### The input

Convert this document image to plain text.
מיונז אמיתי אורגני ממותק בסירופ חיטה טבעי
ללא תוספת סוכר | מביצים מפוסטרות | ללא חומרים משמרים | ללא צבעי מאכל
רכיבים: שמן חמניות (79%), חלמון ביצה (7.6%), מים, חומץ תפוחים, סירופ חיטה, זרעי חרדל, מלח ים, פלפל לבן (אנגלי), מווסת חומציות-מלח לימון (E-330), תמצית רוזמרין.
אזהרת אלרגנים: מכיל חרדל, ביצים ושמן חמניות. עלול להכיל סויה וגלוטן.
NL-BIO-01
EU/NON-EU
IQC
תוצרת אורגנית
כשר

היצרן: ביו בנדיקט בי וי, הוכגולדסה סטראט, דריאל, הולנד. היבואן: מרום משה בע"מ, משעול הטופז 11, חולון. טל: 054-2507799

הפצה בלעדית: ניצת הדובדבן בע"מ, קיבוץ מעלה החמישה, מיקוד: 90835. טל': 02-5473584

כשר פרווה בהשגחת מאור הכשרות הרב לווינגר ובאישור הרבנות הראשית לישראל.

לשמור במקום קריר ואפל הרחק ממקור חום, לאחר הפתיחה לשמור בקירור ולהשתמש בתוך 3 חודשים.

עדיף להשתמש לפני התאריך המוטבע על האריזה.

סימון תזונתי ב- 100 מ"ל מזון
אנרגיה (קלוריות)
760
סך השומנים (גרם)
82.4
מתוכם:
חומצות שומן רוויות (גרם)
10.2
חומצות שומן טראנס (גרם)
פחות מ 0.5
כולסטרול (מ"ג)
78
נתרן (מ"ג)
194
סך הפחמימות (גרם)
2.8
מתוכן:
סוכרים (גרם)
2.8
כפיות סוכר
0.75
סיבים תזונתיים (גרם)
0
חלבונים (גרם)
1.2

### What to produce
Copy each line from the records above that includes the string "שומן".

### Response to this task
חומצות שומן רוויות (גרם)
חומצות שומן טראנס (גרם)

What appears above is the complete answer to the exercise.